-- Start of Working data --

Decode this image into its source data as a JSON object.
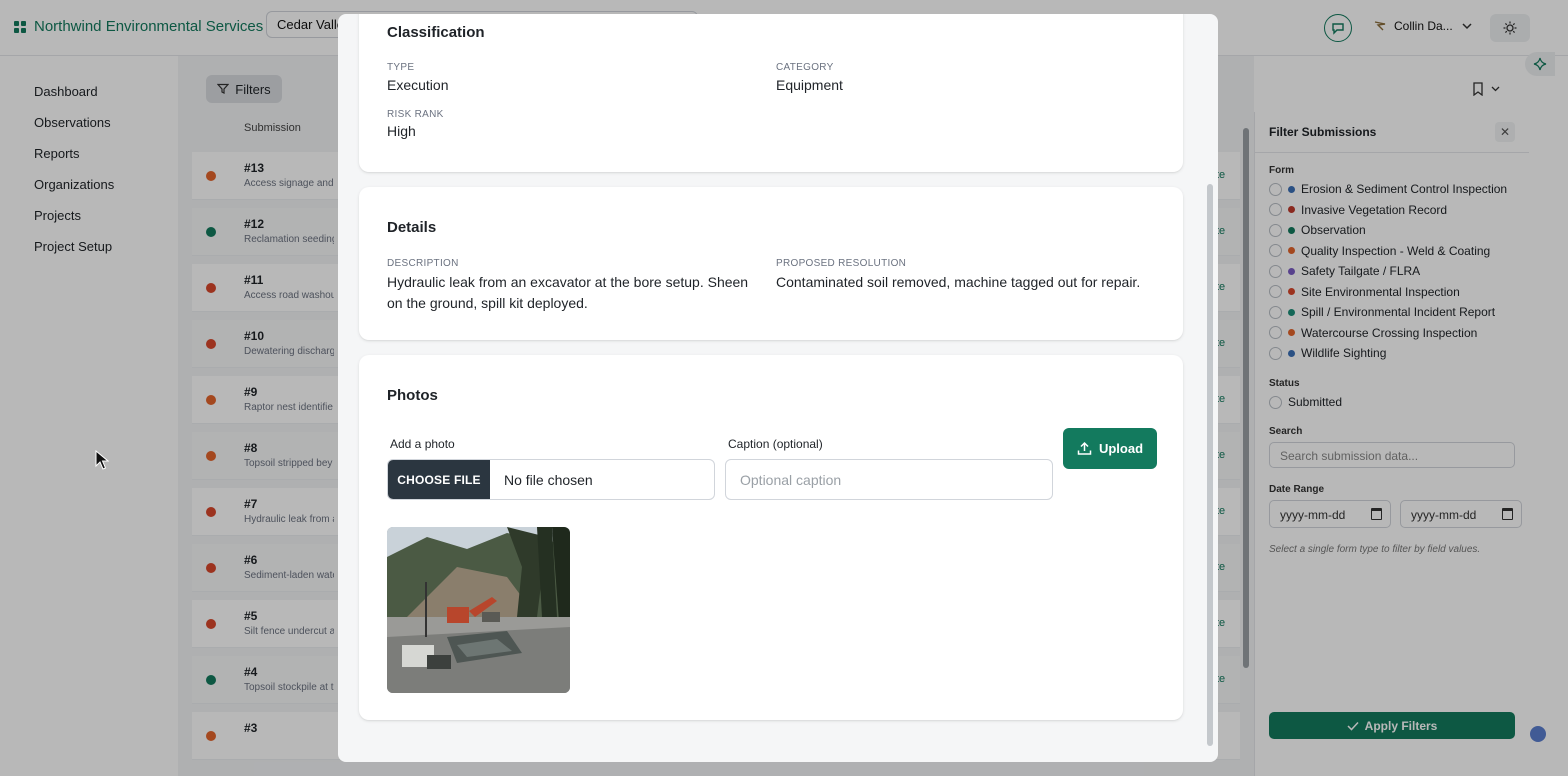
{
  "app": {
    "brand": "Northwind Environmental Services",
    "project_select": "Cedar Valle",
    "user_name": "Collin Da..."
  },
  "sidebar": {
    "items": [
      {
        "label": "Dashboard"
      },
      {
        "label": "Observations"
      },
      {
        "label": "Reports"
      },
      {
        "label": "Organizations"
      },
      {
        "label": "Projects"
      },
      {
        "label": "Project Setup"
      }
    ]
  },
  "list": {
    "filters_label": "Filters",
    "column_header": "Submission",
    "rows": [
      {
        "num": "#13",
        "desc": "Access signage and c",
        "color": "#e4642b",
        "trail": "te"
      },
      {
        "num": "#12",
        "desc": "Reclamation seeding",
        "color": "#137a5e",
        "trail": "te"
      },
      {
        "num": "#11",
        "desc": "Access road washout",
        "color": "#d9472b",
        "trail": "te"
      },
      {
        "num": "#10",
        "desc": "Dewatering discharg",
        "color": "#d9472b",
        "trail": "te"
      },
      {
        "num": "#9",
        "desc": "Raptor nest identifie",
        "color": "#e4642b",
        "trail": "te"
      },
      {
        "num": "#8",
        "desc": "Topsoil stripped bey",
        "color": "#e4642b",
        "trail": "te"
      },
      {
        "num": "#7",
        "desc": "Hydraulic leak from a",
        "color": "#d9472b",
        "trail": "te"
      },
      {
        "num": "#6",
        "desc": "Sediment-laden wate",
        "color": "#d9472b",
        "trail": "te"
      },
      {
        "num": "#5",
        "desc": "Silt fence undercut a",
        "color": "#d9472b",
        "trail": "te"
      },
      {
        "num": "#4",
        "desc": "Topsoil stockpile at t",
        "color": "#137a5e",
        "trail": "te"
      },
      {
        "num": "#3",
        "desc": "",
        "color": "#e4642b",
        "trail": ""
      }
    ]
  },
  "filter_panel": {
    "title": "Filter Submissions",
    "form_label": "Form",
    "forms": [
      {
        "label": "Erosion & Sediment Control Inspection",
        "color": "#3b6fb6"
      },
      {
        "label": "Invasive Vegetation Record",
        "color": "#c0392b"
      },
      {
        "label": "Observation",
        "color": "#137a5e"
      },
      {
        "label": "Quality Inspection - Weld & Coating",
        "color": "#e4642b"
      },
      {
        "label": "Safety Tailgate / FLRA",
        "color": "#7b5cc4"
      },
      {
        "label": "Site Environmental Inspection",
        "color": "#d9472b"
      },
      {
        "label": "Spill / Environmental Incident Report",
        "color": "#1c8f79"
      },
      {
        "label": "Watercourse Crossing Inspection",
        "color": "#e4642b"
      },
      {
        "label": "Wildlife Sighting",
        "color": "#3b6fb6"
      }
    ],
    "status_label": "Status",
    "status_option": "Submitted",
    "search_label": "Search",
    "search_placeholder": "Search submission data...",
    "date_label": "Date Range",
    "date_from": "yyyy-mm-dd",
    "date_to": "yyyy-mm-dd",
    "hint": "Select a single form type to filter by field values.",
    "apply_label": "Apply Filters"
  },
  "modal": {
    "classification": {
      "title": "Classification",
      "type_label": "TYPE",
      "type_value": "Execution",
      "category_label": "CATEGORY",
      "category_value": "Equipment",
      "risk_label": "RISK RANK",
      "risk_value": "High"
    },
    "details": {
      "title": "Details",
      "description_label": "DESCRIPTION",
      "description_value": "Hydraulic leak from an excavator at the bore setup. Sheen on the ground, spill kit deployed.",
      "resolution_label": "PROPOSED RESOLUTION",
      "resolution_value": "Contaminated soil removed, machine tagged out for repair."
    },
    "photos": {
      "title": "Photos",
      "add_photo_label": "Add a photo",
      "choose_file_label": "CHOOSE FILE",
      "no_file_text": "No file chosen",
      "caption_label": "Caption (optional)",
      "caption_placeholder": "Optional caption",
      "upload_label": "Upload"
    }
  },
  "colors": {
    "accent": "#137a5e",
    "dark_button": "#2b3640"
  }
}
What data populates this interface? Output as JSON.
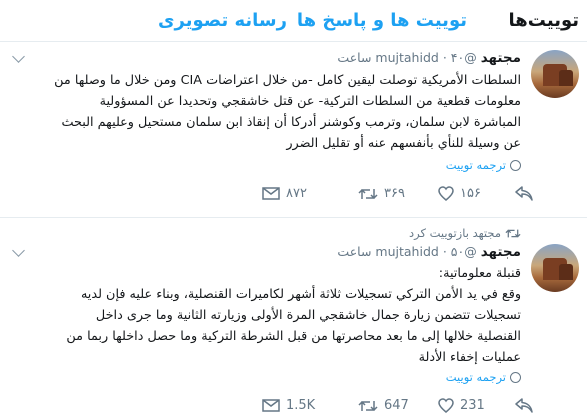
{
  "tabs": {
    "tweets": "توییت‌ها",
    "tweets_replies": "توییت ها و پاسخ ها",
    "media": "رسانه تصویری"
  },
  "tweets": [
    {
      "name": "مجتهد",
      "handle": "@mujtahidd",
      "time": "۴۰ ساعت",
      "lines": [
        "السلطات الأمريكية توصلت ليقين كامل -من خلال اعتراضات CIA ومن خلال ما وصلها من",
        "معلومات قطعية من السلطات التركية- عن قتل خاشقجي وتحديدا عن المسؤولية",
        "المباشرة لابن سلمان، وترمب وكوشنر أدركا أن إنقاذ ابن سلمان مستحيل وعليهم البحث",
        "عن وسيلة للنأي بأنفسهم عنه أو تقليل الضرر"
      ],
      "translate": "ترجمه توییت",
      "replies": "",
      "retweets": "۳۶۹",
      "likes": "۱۵۶",
      "messages": "۸۷۲"
    },
    {
      "retweeted_by": "مجتهد بازتوییت کرد",
      "name": "مجتهد",
      "handle": "@mujtahidd",
      "time": "۵۰ ساعت",
      "lines": [
        "قنبلة معلوماتية:",
        "وقع في يد الأمن التركي تسجيلات ثلاثة أشهر لكاميرات القنصلية، وبناء عليه فإن لديه",
        "تسجيلات تتضمن زيارة جمال خاشقجي المرة الأولى وزيارته الثانية وما جرى داخل",
        "القنصلية خلالها إلى ما بعد محاصرتها من قبل الشرطة التركية وما حصل داخلها ربما من",
        "عمليات إخفاء الأدلة"
      ],
      "translate": "ترجمه توییت",
      "replies": "",
      "retweets": "647",
      "likes": "231",
      "messages": "1.5K"
    }
  ],
  "colors": {
    "accent": "#1da1f2",
    "muted": "#657786",
    "text": "#14171a",
    "divider": "#e6ecf0"
  },
  "icons": [
    "reply-icon",
    "retweet-icon",
    "like-icon",
    "message-icon",
    "globe-icon",
    "chevron-down-icon"
  ]
}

-- End of Working data --

[Work required]
Show all lines above holding "Inspection".

[Written reply]
        "label": "Erosion & Sediment Control Inspection",
        "label": "Quality Inspection - Weld & Coating",
        "label": "Site Environmental Inspection",
        "label": "Watercourse Crossing Inspection",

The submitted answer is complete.